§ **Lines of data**

┄┄┄┄┄┄┄┄┄┄┄┄┄┄┄┄┄┄┄┄

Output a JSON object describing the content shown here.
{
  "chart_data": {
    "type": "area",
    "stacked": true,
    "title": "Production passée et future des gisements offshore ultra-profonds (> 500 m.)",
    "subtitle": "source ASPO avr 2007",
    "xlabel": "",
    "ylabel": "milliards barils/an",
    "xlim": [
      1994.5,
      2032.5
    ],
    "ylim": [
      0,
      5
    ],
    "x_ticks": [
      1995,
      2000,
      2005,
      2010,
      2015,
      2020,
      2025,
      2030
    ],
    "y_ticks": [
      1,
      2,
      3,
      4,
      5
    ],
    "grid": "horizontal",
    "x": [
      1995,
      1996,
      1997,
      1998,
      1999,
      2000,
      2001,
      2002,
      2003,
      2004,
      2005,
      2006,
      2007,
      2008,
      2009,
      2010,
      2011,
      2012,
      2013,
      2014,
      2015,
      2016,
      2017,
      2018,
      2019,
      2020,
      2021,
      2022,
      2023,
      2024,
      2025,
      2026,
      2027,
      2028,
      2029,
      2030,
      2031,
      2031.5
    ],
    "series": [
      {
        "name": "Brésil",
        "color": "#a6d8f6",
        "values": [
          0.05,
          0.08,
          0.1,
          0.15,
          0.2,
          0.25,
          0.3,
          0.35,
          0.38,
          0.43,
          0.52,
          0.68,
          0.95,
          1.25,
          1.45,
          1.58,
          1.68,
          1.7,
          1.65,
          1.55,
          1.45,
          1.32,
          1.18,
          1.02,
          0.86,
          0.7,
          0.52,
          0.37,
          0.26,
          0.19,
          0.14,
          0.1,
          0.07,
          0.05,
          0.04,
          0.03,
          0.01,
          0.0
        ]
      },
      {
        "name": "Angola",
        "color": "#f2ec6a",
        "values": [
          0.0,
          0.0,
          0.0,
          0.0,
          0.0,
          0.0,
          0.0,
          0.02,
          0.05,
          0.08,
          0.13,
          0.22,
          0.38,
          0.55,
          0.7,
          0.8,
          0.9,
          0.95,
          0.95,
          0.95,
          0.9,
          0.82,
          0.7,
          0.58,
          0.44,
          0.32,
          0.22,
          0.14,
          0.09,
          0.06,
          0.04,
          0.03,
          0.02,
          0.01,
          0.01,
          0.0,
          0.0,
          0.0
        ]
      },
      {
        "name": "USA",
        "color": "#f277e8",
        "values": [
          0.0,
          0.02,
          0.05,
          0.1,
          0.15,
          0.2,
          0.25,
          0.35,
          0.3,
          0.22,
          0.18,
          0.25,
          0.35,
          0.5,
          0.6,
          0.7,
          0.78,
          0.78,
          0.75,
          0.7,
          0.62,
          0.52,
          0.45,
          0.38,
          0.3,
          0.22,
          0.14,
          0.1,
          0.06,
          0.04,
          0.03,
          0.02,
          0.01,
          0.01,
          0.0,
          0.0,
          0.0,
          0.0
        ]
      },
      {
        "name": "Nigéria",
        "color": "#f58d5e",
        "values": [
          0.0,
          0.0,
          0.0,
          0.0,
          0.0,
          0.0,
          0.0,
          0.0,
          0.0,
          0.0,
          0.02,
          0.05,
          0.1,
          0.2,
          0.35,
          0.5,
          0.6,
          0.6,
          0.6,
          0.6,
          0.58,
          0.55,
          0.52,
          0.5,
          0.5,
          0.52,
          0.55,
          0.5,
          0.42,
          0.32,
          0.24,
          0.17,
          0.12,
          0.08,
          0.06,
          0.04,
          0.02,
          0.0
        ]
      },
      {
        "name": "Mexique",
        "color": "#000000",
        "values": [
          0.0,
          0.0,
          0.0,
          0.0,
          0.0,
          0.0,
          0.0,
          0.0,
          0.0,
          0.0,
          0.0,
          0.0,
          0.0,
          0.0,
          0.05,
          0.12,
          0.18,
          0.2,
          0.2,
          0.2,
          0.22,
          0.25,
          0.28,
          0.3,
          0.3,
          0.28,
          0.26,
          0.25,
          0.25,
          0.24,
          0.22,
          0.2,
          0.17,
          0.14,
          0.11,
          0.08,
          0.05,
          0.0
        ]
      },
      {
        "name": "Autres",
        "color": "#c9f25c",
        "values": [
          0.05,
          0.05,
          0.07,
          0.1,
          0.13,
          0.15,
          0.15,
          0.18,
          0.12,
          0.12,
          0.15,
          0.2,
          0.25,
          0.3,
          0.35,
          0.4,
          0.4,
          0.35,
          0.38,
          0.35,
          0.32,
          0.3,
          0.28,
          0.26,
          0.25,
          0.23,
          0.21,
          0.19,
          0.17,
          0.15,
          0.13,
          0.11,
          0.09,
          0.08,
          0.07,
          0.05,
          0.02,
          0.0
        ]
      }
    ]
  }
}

┄┄┄┄┄┄┄┄┄┄┄┄┄┄┄┄┄┄┄┄

§ **STATED TASK**
Identify lines with the string "name". Copy each one.

§ **RESULT OF THIS TASK**
        "name": "Brésil",
        "name": "Angola",
        "name": "USA",
        "name": "Nigéria",
        "name": "Mexique",
        "name": "Autres",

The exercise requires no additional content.